• [TASK PROMPT]:
List all lines in the material below that contain "Strategy".

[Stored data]
[START]

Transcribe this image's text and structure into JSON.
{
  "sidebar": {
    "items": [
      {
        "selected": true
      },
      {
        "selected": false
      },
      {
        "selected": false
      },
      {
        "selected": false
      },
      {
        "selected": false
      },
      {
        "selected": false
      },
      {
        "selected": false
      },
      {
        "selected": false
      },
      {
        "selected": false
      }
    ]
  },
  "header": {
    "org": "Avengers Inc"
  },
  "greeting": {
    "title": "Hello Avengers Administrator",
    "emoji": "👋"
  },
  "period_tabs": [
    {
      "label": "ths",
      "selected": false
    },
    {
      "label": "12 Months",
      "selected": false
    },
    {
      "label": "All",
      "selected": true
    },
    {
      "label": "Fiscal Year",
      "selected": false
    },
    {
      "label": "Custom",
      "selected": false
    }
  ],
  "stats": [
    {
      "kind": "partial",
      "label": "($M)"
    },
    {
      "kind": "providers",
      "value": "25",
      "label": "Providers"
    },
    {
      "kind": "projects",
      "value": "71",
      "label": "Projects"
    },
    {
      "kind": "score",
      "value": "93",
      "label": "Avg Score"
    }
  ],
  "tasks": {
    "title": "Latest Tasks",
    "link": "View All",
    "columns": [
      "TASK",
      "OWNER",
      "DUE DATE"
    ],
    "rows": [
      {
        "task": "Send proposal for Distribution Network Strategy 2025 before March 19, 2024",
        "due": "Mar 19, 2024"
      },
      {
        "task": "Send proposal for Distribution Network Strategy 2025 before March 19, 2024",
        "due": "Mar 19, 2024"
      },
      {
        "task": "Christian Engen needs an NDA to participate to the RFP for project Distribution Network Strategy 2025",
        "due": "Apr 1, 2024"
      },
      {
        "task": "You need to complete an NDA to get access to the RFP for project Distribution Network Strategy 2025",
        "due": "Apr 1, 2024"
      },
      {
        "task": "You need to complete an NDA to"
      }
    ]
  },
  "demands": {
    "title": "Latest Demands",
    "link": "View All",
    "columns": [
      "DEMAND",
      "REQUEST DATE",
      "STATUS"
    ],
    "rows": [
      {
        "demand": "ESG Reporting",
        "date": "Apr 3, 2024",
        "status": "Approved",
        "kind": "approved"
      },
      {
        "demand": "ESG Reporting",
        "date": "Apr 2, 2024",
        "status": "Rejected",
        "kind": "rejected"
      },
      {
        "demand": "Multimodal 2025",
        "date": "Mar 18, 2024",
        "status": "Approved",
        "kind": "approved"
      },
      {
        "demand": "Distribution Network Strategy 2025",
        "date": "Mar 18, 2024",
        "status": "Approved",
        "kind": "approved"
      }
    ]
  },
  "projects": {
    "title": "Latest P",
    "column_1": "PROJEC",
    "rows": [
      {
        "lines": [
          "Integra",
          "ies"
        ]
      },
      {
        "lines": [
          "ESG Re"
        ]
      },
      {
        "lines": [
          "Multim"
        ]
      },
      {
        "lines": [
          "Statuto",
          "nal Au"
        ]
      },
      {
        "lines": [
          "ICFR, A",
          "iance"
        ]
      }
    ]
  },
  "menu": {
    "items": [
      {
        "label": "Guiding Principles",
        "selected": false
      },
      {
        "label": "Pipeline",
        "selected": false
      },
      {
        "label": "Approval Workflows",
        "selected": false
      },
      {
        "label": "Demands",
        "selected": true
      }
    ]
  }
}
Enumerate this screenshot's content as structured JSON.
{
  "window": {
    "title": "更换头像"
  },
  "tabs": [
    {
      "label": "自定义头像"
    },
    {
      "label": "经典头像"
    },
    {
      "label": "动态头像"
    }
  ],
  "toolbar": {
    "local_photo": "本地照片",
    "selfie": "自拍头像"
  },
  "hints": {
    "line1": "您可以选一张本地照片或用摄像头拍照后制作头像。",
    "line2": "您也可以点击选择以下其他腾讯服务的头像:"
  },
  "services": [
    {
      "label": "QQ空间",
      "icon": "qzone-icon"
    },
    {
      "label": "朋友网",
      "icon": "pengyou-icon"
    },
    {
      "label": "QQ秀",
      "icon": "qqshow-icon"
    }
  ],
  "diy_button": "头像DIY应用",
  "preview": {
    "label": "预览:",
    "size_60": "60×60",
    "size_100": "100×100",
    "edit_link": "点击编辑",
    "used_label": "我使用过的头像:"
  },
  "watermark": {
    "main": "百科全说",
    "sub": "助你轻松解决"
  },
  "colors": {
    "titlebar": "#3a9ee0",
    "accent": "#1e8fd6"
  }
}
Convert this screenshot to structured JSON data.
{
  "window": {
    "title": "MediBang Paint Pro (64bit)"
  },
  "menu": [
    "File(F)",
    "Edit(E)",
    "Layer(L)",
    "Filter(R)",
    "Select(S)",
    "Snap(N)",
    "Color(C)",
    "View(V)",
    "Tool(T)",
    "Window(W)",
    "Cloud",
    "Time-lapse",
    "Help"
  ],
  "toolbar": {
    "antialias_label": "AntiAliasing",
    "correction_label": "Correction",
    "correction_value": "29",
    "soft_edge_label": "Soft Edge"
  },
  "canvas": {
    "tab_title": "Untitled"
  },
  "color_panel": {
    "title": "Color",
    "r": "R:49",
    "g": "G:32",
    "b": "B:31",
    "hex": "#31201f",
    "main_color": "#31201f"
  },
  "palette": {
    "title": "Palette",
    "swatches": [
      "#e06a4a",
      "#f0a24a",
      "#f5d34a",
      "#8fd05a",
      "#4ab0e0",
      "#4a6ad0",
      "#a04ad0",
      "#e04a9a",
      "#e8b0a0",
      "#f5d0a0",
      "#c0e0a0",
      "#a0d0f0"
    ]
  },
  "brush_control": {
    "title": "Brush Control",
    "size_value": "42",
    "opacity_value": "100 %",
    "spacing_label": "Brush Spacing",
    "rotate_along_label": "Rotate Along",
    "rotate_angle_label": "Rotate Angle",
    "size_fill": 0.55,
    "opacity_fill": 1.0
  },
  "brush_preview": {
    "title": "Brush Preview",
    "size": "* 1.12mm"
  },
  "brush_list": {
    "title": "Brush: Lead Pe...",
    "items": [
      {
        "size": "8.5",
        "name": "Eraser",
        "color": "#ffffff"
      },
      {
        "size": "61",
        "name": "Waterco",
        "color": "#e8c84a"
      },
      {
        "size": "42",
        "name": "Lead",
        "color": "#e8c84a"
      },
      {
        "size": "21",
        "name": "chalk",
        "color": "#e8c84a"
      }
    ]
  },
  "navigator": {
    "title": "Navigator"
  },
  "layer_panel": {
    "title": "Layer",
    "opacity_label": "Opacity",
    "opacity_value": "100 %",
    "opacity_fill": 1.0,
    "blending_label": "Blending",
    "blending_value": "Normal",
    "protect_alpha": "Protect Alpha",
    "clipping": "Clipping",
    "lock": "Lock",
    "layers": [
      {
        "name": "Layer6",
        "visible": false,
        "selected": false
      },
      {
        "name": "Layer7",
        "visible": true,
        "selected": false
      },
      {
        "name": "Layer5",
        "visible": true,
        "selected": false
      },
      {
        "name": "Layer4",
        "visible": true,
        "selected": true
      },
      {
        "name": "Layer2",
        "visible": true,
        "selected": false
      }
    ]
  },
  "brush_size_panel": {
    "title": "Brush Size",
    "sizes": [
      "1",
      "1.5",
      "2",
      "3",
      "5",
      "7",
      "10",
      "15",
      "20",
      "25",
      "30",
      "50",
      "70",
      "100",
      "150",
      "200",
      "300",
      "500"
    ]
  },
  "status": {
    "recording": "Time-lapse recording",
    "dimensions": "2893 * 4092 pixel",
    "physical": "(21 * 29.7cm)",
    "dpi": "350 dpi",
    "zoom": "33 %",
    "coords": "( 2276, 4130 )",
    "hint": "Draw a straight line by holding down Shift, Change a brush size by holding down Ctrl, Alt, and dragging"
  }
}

[END]

• [TASK OUTPUT]:
        "task": "Send proposal for Distribution Network Strategy 2025 before March 19, 2024",
        "task": "Send proposal for Distribution Network Strategy 2025 before March 19, 2024",
        "task": "Christian Engen needs an NDA to participate to the RFP for project Distribution Network Strategy 2025",
        "task": "You need to complete an NDA to get access to the RFP for project Distribution Network Strategy 2025",
        "demand": "Distribution Network Strategy 2025",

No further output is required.